◆ Challenge: Your task is to locate every line holding the string "FFFFFF" and to copy each of them.

=-=-=-=-=

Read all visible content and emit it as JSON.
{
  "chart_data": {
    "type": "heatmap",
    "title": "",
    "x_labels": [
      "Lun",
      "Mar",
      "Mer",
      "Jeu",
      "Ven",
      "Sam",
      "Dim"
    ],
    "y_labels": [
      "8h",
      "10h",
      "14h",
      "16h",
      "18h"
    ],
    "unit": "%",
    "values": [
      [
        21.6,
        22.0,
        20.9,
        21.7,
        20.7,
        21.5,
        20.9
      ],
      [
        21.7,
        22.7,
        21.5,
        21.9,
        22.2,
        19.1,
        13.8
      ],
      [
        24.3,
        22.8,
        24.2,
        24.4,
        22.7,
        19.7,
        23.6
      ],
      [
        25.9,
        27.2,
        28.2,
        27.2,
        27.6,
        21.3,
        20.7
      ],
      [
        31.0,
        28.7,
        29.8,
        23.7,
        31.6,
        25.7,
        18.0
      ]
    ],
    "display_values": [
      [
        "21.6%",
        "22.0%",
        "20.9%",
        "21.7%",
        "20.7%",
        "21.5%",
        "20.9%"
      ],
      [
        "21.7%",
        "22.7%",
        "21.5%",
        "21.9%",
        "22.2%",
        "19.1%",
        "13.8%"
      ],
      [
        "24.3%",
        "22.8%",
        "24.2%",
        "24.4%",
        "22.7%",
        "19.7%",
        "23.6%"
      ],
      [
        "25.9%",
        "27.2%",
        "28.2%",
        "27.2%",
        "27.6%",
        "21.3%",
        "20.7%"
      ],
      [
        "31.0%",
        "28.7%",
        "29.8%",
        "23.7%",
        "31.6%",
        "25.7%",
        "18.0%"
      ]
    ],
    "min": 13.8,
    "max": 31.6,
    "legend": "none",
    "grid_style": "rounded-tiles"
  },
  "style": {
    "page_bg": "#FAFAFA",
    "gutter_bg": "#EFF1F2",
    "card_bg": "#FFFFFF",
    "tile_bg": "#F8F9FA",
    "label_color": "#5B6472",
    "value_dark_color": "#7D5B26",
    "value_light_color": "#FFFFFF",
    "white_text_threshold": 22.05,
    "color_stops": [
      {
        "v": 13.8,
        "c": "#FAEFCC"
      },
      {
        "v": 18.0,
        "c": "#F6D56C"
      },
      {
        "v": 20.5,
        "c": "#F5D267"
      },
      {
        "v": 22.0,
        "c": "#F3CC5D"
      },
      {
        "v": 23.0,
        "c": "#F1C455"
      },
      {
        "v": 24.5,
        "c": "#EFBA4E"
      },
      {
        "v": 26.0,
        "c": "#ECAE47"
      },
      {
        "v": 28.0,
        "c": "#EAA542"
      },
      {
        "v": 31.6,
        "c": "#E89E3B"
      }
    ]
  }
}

=-=-=-=-=

◆ Solution for this task:
    "card_bg": "#FFFFFF",
    "value_light_color": "#FFFFFF",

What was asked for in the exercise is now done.